Instructions to follow – Leave out the pictures and repeat the rest of the material exactly.
— START —
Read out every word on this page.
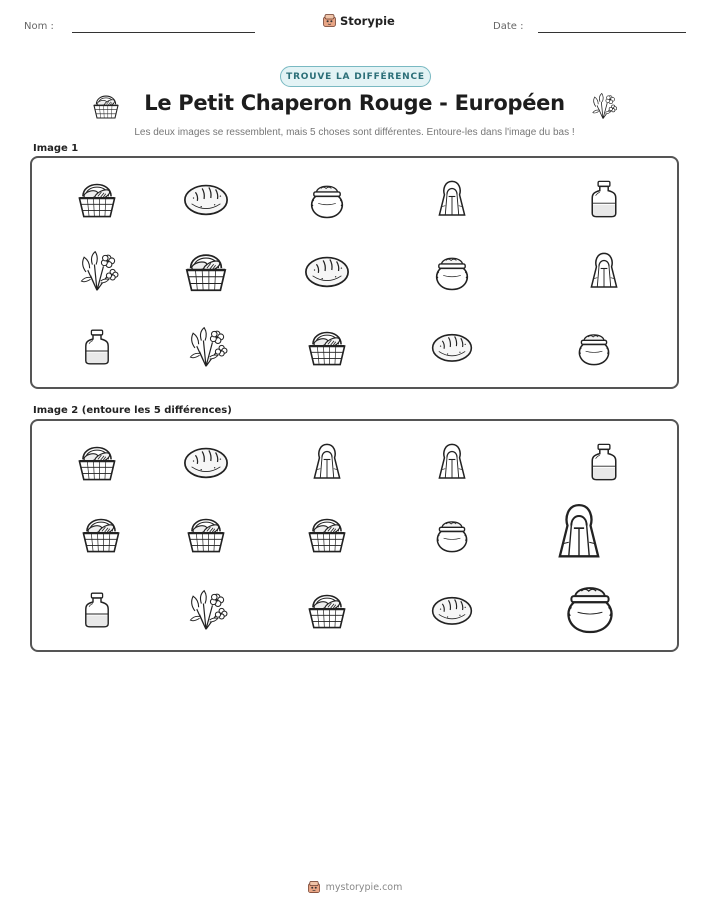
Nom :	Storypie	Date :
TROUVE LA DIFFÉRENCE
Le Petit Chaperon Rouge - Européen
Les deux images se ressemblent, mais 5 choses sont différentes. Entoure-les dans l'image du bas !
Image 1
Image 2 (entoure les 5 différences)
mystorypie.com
— END —
Complete output –
Read out every word on this page.
Nom :	Storypie	Date :
TROUVE LA DIFFÉRENCE
Le Petit Chaperon Rouge - Européen
Les deux images se ressemblent, mais 5 choses sont différentes. Entoure-les dans l'image du bas !
Image 1
Image 2 (entoure les 5 différences)
mystorypie.com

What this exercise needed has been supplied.